**INSTRUCTIONS FOR THE TASK:**
Can you recast every line of the material below as a numbered list, leaving out the blank lines?

:::

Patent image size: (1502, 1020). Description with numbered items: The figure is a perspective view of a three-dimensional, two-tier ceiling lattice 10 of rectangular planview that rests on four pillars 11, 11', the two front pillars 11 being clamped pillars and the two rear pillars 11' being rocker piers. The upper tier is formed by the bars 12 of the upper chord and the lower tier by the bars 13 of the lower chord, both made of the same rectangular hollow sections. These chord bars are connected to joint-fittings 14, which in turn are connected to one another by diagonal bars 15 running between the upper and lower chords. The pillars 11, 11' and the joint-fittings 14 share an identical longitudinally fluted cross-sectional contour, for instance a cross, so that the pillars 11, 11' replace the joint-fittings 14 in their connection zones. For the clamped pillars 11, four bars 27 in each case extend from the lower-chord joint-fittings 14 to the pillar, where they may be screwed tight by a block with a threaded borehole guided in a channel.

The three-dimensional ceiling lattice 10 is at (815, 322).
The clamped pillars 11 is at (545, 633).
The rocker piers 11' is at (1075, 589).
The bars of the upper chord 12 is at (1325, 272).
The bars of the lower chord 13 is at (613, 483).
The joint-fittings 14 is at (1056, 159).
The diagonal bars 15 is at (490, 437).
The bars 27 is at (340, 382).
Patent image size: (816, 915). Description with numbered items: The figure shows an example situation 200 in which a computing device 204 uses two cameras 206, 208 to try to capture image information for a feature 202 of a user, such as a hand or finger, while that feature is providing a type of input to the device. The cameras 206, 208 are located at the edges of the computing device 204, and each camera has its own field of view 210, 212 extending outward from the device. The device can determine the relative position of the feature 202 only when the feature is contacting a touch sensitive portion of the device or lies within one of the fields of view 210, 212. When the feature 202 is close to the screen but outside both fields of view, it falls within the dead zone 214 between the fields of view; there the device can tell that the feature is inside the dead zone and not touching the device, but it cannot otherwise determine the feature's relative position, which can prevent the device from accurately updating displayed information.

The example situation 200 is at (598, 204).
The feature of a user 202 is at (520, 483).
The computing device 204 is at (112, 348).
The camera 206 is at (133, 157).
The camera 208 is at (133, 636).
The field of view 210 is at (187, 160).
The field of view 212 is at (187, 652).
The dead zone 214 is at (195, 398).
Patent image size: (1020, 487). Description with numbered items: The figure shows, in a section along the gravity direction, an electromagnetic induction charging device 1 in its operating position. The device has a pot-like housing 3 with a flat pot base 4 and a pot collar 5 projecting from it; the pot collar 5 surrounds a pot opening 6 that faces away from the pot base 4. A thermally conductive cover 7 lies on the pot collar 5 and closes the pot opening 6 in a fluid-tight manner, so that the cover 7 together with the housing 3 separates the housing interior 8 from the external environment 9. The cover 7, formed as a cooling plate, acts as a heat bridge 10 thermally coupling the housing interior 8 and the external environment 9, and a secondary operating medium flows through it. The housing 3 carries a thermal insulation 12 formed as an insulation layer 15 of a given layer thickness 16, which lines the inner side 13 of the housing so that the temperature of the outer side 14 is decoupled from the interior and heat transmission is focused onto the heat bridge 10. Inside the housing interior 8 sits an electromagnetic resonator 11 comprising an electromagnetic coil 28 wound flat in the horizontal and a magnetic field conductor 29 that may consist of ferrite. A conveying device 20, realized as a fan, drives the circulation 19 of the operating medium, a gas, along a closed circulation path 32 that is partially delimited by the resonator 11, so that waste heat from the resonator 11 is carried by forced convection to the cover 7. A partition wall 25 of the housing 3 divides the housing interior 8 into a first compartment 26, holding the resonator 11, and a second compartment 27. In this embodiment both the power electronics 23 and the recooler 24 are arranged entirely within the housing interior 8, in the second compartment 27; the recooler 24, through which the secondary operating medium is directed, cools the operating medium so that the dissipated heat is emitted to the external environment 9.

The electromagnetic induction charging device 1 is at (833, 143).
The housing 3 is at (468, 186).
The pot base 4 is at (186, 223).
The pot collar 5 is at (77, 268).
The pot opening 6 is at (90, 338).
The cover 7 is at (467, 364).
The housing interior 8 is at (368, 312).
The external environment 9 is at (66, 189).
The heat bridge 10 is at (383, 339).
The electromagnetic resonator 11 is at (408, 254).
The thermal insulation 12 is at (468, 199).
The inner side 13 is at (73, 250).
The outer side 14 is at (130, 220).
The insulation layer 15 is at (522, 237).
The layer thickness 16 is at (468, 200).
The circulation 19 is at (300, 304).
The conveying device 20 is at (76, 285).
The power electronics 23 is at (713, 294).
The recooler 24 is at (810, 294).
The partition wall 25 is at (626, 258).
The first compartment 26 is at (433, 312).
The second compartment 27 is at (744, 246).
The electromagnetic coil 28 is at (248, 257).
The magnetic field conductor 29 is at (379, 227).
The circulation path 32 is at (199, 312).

:::

**WRITTEN RESPONSE:**
1. Patent image size: (1502, 1020). Description with numbered items: The figure is a perspective view of a three-dimensional, two-tier ceiling lattice 10 of rectangular planview that rests on four pillars 11, 11', the two front pillars 11 being clamped pillars and the two rear pillars 11' being rocker piers. The upper tier is formed by the bars 12 of the upper chord and the lower tier by the bars 13 of the lower chord, both made of the same rectangular hollow sections. These chord bars are connected to joint-fittings 14, which in turn are connected to one another by diagonal bars 15 running between the upper and lower chords. The pillars 11, 11' and the joint-fittings 14 share an identical longitudinally fluted cross-sectional contour, for instance a cross, so that the pillars 11, 11' replace the joint-fittings 14 in their connection zones. For the clamped pillars 11, four bars 27 in each case extend from the lower-chord joint-fittings 14 to the pillar, where they may be screwed tight by a block with a threaded borehole guided in a channel.
2. The three-dimensional ceiling lattice 10 is at (815, 322).
3. The clamped pillars 11 is at (545, 633).
4. The rocker piers 11' is at (1075, 589).
5. The bars of the upper chord 12 is at (1325, 272).
6. The bars of the lower chord 13 is at (613, 483).
7. The joint-fittings 14 is at (1056, 159).
8. The diagonal bars 15 is at (490, 437).
9. The bars 27 is at (340, 382).
10. Patent image size: (816, 915). Description with numbered items: The figure shows an example situation 200 in which a computing device 204 uses two cameras 206, 208 to try to capture image information for a feature 202 of a user, such as a hand or finger, while that feature is providing a type of input to the device. The cameras 206, 208 are located at the edges of the computing device 204, and each camera has its own field of view 210, 212 extending outward from the device. The device can determine the relative position of the feature 202 only when the feature is contacting a touch sensitive portion of the device or lies within one of the fields of view 210, 212. When the feature 202 is close to the screen but outside both fields of view, it falls within the dead zone 214 between the fields of view; there the device can tell that the feature is inside the dead zone and not touching the device, but it cannot otherwise determine the feature's relative position, which can prevent the device from accurately updating displayed information.
11. The example situation 200 is at (598, 204).
12. The feature of a user 202 is at (520, 483).
13. The computing device 204 is at (112, 348).
14. The camera 206 is at (133, 157).
15. The camera 208 is at (133, 636).
16. The field of view 210 is at (187, 160).
17. The field of view 212 is at (187, 652).
18. The dead zone 214 is at (195, 398).
19. Patent image size: (1020, 487). Description with numbered items: The figure shows, in a section along the gravity direction, an electromagnetic induction charging device 1 in its operating position. The device has a pot-like housing 3 with a flat pot base 4 and a pot collar 5 projecting from it; the pot collar 5 surrounds a pot opening 6 that faces away from the pot base 4. A thermally conductive cover 7 lies on the pot collar 5 and closes the pot opening 6 in a fluid-tight manner, so that the cover 7 together with the housing 3 separates the housing interior 8 from the external environment 9. The cover 7, formed as a cooling plate, acts as a heat bridge 10 thermally coupling the housing interior 8 and the external environment 9, and a secondary operating medium flows through it. The housing 3 carries a thermal insulation 12 formed as an insulation layer 15 of a given layer thickness 16, which lines the inner side 13 of the housing so that the temperature of the outer side 14 is decoupled from the interior and heat transmission is focused onto the heat bridge 10. Inside the housing interior 8 sits an electromagnetic resonator 11 comprising an electromagnetic coil 28 wound flat in the horizontal and a magnetic field conductor 29 that may consist of ferrite. A conveying device 20, realized as a fan, drives the circulation 19 of the operating medium, a gas, along a closed circulation path 32 that is partially delimited by the resonator 11, so that waste heat from the resonator 11 is carried by forced convection to the cover 7. A partition wall 25 of the housing 3 divides the housing interior 8 into a first compartment 26, holding the resonator 11, and a second compartment 27. In this embodiment both the power electronics 23 and the recooler 24 are arranged entirely within the housing interior 8, in the second compartment 27; the recooler 24, through which the secondary operating medium is directed, cools the operating medium so that the dissipated heat is emitted to the external environment 9.
20. The electromagnetic induction charging device 1 is at (833, 143).
21. The housing 3 is at (468, 186).
22. The pot base 4 is at (186, 223).
23. The pot collar 5 is at (77, 268).
24. The pot opening 6 is at (90, 338).
25. The cover 7 is at (467, 364).
26. The housing interior 8 is at (368, 312).
27. The external environment 9 is at (66, 189).
28. The heat bridge 10 is at (383, 339).
29. The electromagnetic resonator 11 is at (408, 254).
30. The thermal insulation 12 is at (468, 199).
31. The inner side 13 is at (73, 250).
32. The outer side 14 is at (130, 220).
33. The insulation layer 15 is at (522, 237).
34. The layer thickness 16 is at (468, 200).
35. The circulation 19 is at (300, 304).
36. The conveying device 20 is at (76, 285).
37. The power electronics 23 is at (713, 294).
38. The recooler 24 is at (810, 294).
39. The partition wall 25 is at (626, 258).
40. The first compartment 26 is at (433, 312).
41. The second compartment 27 is at (744, 246).
42. The electromagnetic coil 28 is at (248, 257).
43. The magnetic field conductor 29 is at (379, 227).
44. The circulation path 32 is at (199, 312).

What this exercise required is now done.